Instruction
Go through the listing and return every line with "situation" in it.
-- Data supplied start --
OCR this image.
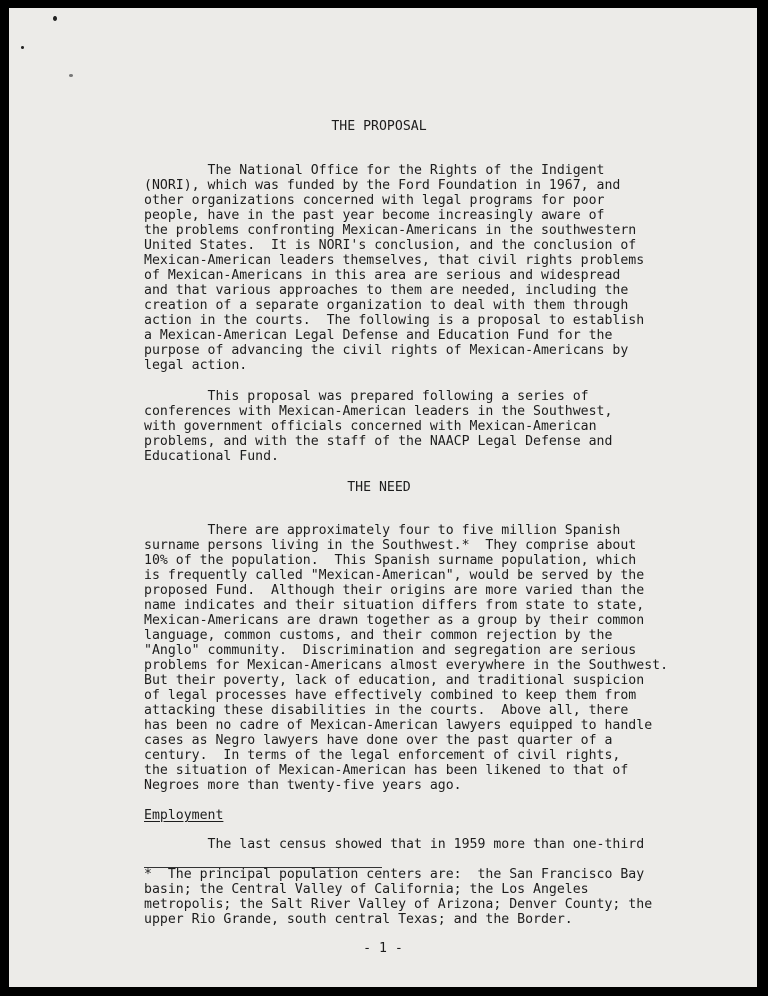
THE PROPOSAL
The National Office for the Rights of the Indigent
(NORI), which was funded by the Ford Foundation in 1967, and
other organizations concerned with legal programs for poor
people, have in the past year become increasingly aware of
the problems confronting Mexican-Americans in the southwestern
United States.  It is NORI's conclusion, and the conclusion of
Mexican-American leaders themselves, that civil rights problems
of Mexican-Americans in this area are serious and widespread
and that various approaches to them are needed, including the
creation of a separate organization to deal with them through
action in the courts.  The following is a proposal to establish
a Mexican-American Legal Defense and Education Fund for the
purpose of advancing the civil rights of Mexican-Americans by
legal action.
This proposal was prepared following a series of
conferences with Mexican-American leaders in the Southwest,
with government officials concerned with Mexican-American
problems, and with the staff of the NAACP Legal Defense and
Educational Fund.
THE NEED
There are approximately four to five million Spanish
surname persons living in the Southwest.*  They comprise about
10% of the population.  This Spanish surname population, which
is frequently called "Mexican-American", would be served by the
proposed Fund.  Although their origins are more varied than the
name indicates and their situation differs from state to state,
Mexican-Americans are drawn together as a group by their common
language, common customs, and their common rejection by the
"Anglo" community.  Discrimination and segregation are serious
problems for Mexican-Americans almost everywhere in the Southwest.
But their poverty, lack of education, and traditional suspicion
of legal processes have effectively combined to keep them from
attacking these disabilities in the courts.  Above all, there
has been no cadre of Mexican-American lawyers equipped to handle
cases as Negro lawyers have done over the past quarter of a
century.  In terms of the legal enforcement of civil rights,
the situation of Mexican-American has been likened to that of
Negroes more than twenty-five years ago.
Employment
The last census showed that in 1959 more than one-third
*  The principal population centers are:  the San Francisco Bay
basin; the Central Valley of California; the Los Angeles
metropolis; the Salt River Valley of Arizona; Denver County; the
upper Rio Grande, south central Texas; and the Border.
- 1 -
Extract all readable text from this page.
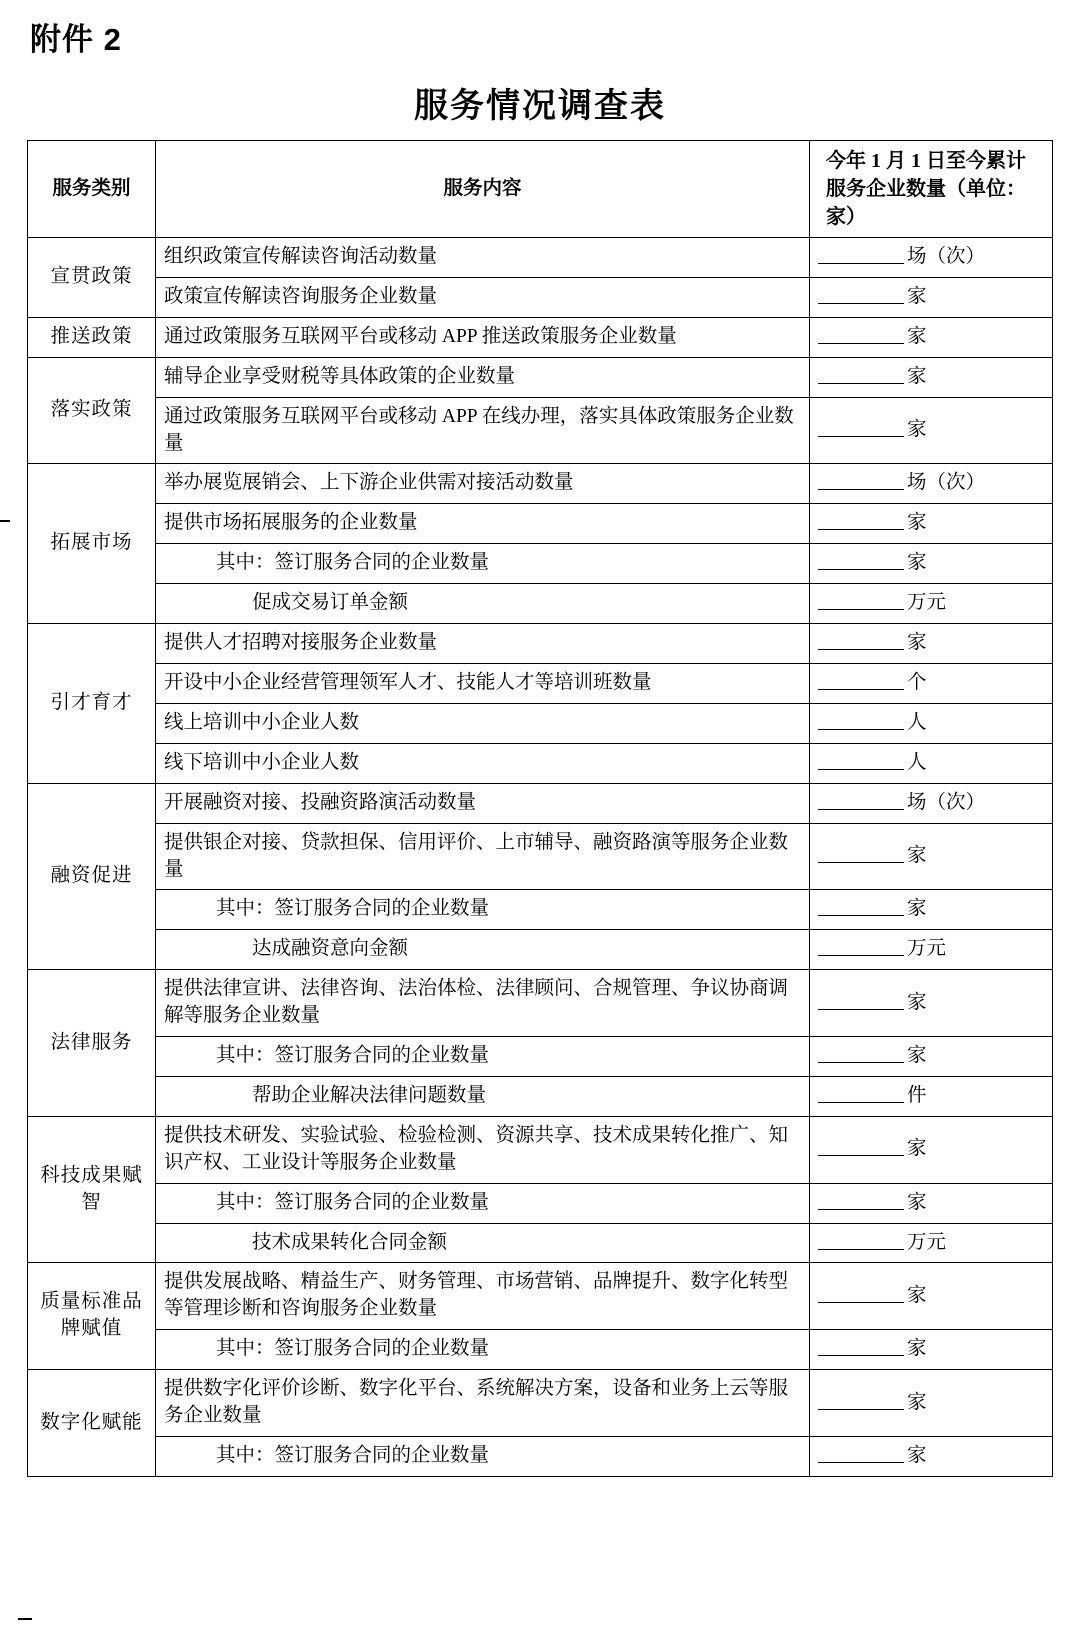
附件 2
服务情况调查表
服务类别	服务内容	今年 1 月 1 日至今累计服务企业数量（单位：家）
宣贯政策	组织政策宣传解读咨询活动数量	场（次）
	政策宣传解读咨询服务企业数量	家
推送政策	通过政策服务互联网平台或移动 APP 推送政策服务企业数量	家
落实政策	辅导企业享受财税等具体政策的企业数量	家
	通过政策服务互联网平台或移动 APP 在线办理，落实具体政策服务企业数量	家
拓展市场	举办展览展销会、上下游企业供需对接活动数量	场（次）
	提供市场拓展服务的企业数量	家
	其中：签订服务合同的企业数量	家
	促成交易订单金额	万元
引才育才	提供人才招聘对接服务企业数量	家
	开设中小企业经营管理领军人才、技能人才等培训班数量	个
	线上培训中小企业人数	人
	线下培训中小企业人数	人
融资促进	开展融资对接、投融资路演活动数量	场（次）
	提供银企对接、贷款担保、信用评价、上市辅导、融资路演等服务企业数量	家
	其中：签订服务合同的企业数量	家
	达成融资意向金额	万元
法律服务	提供法律宣讲、法律咨询、法治体检、法律顾问、合规管理、争议协商调解等服务企业数量	家
	其中：签订服务合同的企业数量	家
	帮助企业解决法律问题数量	件
科技成果赋智	提供技术研发、实验试验、检验检测、资源共享、技术成果转化推广、知识产权、工业设计等服务企业数量	家
	其中：签订服务合同的企业数量	家
	技术成果转化合同金额	万元
质量标准品牌赋值	提供发展战略、精益生产、财务管理、市场营销、品牌提升、数字化转型等管理诊断和咨询服务企业数量	家
	其中：签订服务合同的企业数量	家
数字化赋能	提供数字化评价诊断、数字化平台、系统解决方案，设备和业务上云等服务企业数量	家
	其中：签订服务合同的企业数量	家
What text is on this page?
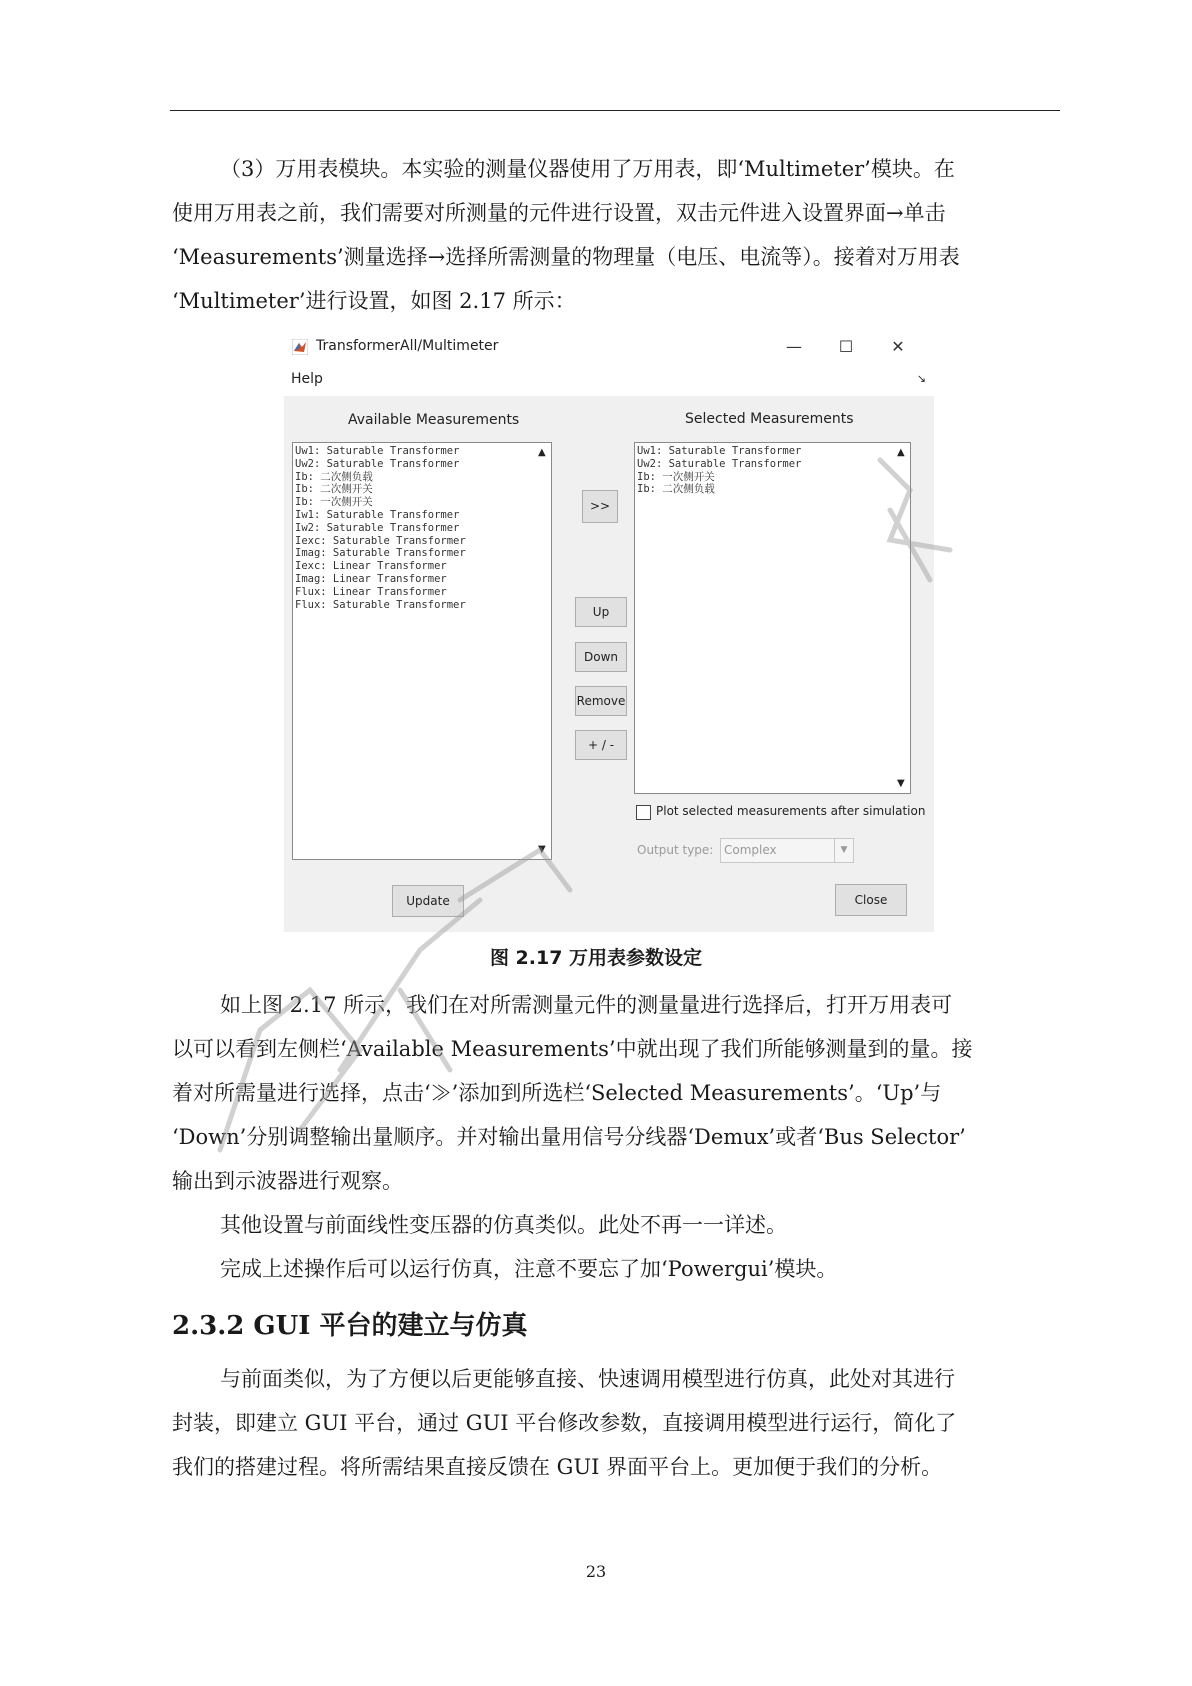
（3）万用表模块。本实验的测量仪器使用了万用表，即‘Multimeter’模块。在

使用万用表之前，我们需要对所测量的元件进行设置，双击元件进入设置界面→单击

‘Measurements’测量选择→选择所需测量的物理量（电压、电流等）。接着对万用表

‘Multimeter’进行设置，如图 2.17 所示：

TransformerAll/Multimeter	—	☐	✕
Help	↘
Available Measurements	Selected Measurements
Uw1: Saturable Transformer
Uw2: Saturable Transformer
Ib: 二次侧负载
Ib: 二次侧开关
Ib: 一次侧开关
Iw1: Saturable Transformer
Iw2: Saturable Transformer
Iexc: Saturable Transformer
Imag: Saturable Transformer
Iexc: Linear Transformer
Imag: Linear Transformer
Flux: Linear Transformer
Flux: Saturable Transformer
▲
▼
Uw1: Saturable Transformer
Uw2: Saturable Transformer
Ib: 一次侧开关
Ib: 二次侧负载
▲
▼
>>
Up
Down
Remove
+ / -
Plot selected measurements after simulation
Output type: Complex	▼
Update	Close
图 2.17 万用表参数设定

如上图 2.17 所示，我们在对所需测量元件的测量量进行选择后，打开万用表可

以可以看到左侧栏‘Available Measurements’中就出现了我们所能够测量到的量。接

着对所需量进行选择，点击‘≫’添加到所选栏‘Selected Measurements’。‘Up’与

‘Down’分别调整输出量顺序。并对输出量用信号分线器‘Demux’或者‘Bus Selector’

输出到示波器进行观察。

其他设置与前面线性变压器的仿真类似。此处不再一一详述。

完成上述操作后可以运行仿真，注意不要忘了加‘Powergui’模块。

2.3.2 GUI 平台的建立与仿真

与前面类似，为了方便以后更能够直接、快速调用模型进行仿真，此处对其进行

封装，即建立 GUI 平台，通过 GUI 平台修改参数，直接调用模型进行运行，简化了

我们的搭建过程。将所需结果直接反馈在 GUI 界面平台上。更加便于我们的分析。

23
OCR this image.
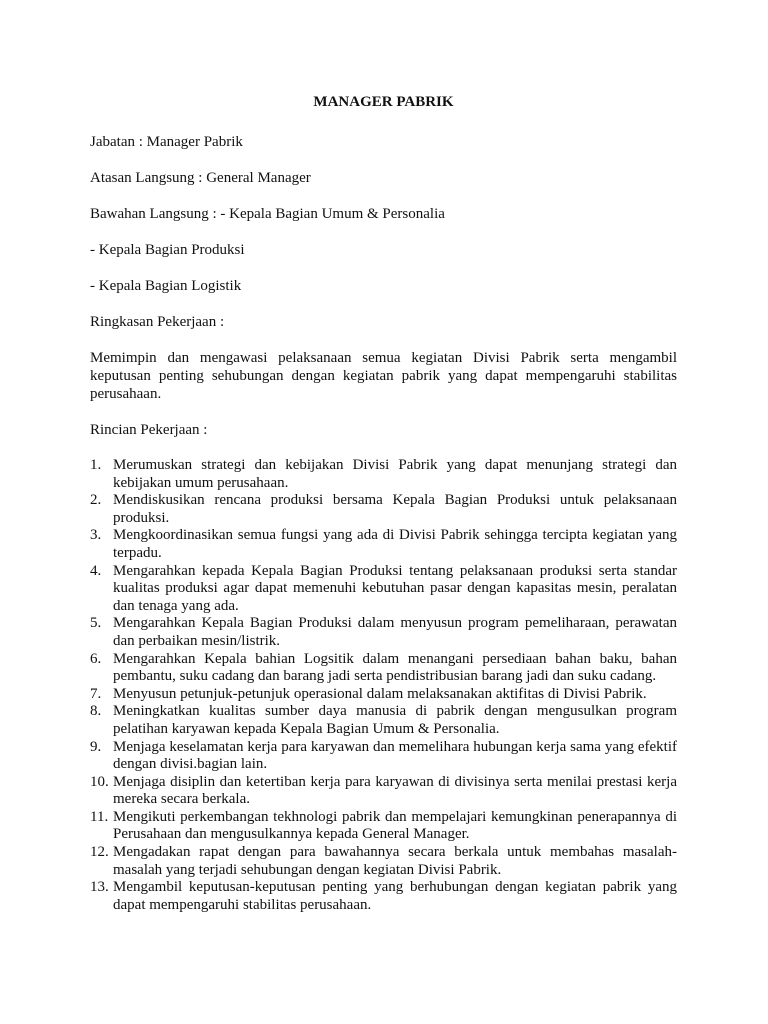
MANAGER PABRIK

Jabatan : Manager Pabrik

Atasan Langsung : General Manager

Bawahan Langsung : - Kepala Bagian Umum & Personalia

- Kepala Bagian Produksi

- Kepala Bagian Logistik

Ringkasan Pekerjaan :

Memimpin dan mengawasi pelaksanaan semua kegiatan Divisi Pabrik serta mengambil keputusan penting sehubungan dengan kegiatan pabrik yang dapat mempengaruhi stabilitas perusahaan.

Rincian Pekerjaan :

1. Merumuskan strategi dan kebijakan Divisi Pabrik yang dapat menunjang strategi dan kebijakan umum perusahaan.
2. Mendiskusikan rencana produksi bersama Kepala Bagian Produksi untuk pelaksanaan produksi.
3. Mengkoordinasikan semua fungsi yang ada di Divisi Pabrik sehingga tercipta kegiatan yang terpadu.
4. Mengarahkan kepada Kepala Bagian Produksi tentang pelaksanaan produksi serta standar kualitas produksi agar dapat memenuhi kebutuhan pasar dengan kapasitas mesin, peralatan dan tenaga yang ada.
5. Mengarahkan Kepala Bagian Produksi dalam menyusun program pemeliharaan, perawatan dan perbaikan mesin/listrik.
6. Mengarahkan Kepala bahian Logsitik dalam menangani persediaan bahan baku, bahan pembantu, suku cadang dan barang jadi serta pendistribusian barang jadi dan suku cadang.
7. Menyusun petunjuk-petunjuk operasional dalam melaksanakan aktifitas di Divisi Pabrik.
8. Meningkatkan kualitas sumber daya manusia di pabrik dengan mengusulkan program pelatihan karyawan kepada Kepala Bagian Umum & Personalia.
9. Menjaga keselamatan kerja para karyawan dan memelihara hubungan kerja sama yang efektif dengan divisi.bagian lain.
10. Menjaga disiplin dan ketertiban kerja para karyawan di divisinya serta menilai prestasi kerja mereka secara berkala.
11. Mengikuti perkembangan tekhnologi pabrik dan mempelajari kemungkinan penerapannya di Perusahaan dan mengusulkannya kepada General Manager.
12. Mengadakan rapat dengan para bawahannya secara berkala untuk membahas masalah-masalah yang terjadi sehubungan dengan kegiatan Divisi Pabrik.
13. Mengambil keputusan-keputusan penting yang berhubungan dengan kegiatan pabrik yang dapat mempengaruhi stabilitas perusahaan.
-- Data supplied end --
Output below
name indicates and their situation differs from state to state,
the situation of Mexican-American has been likened to that of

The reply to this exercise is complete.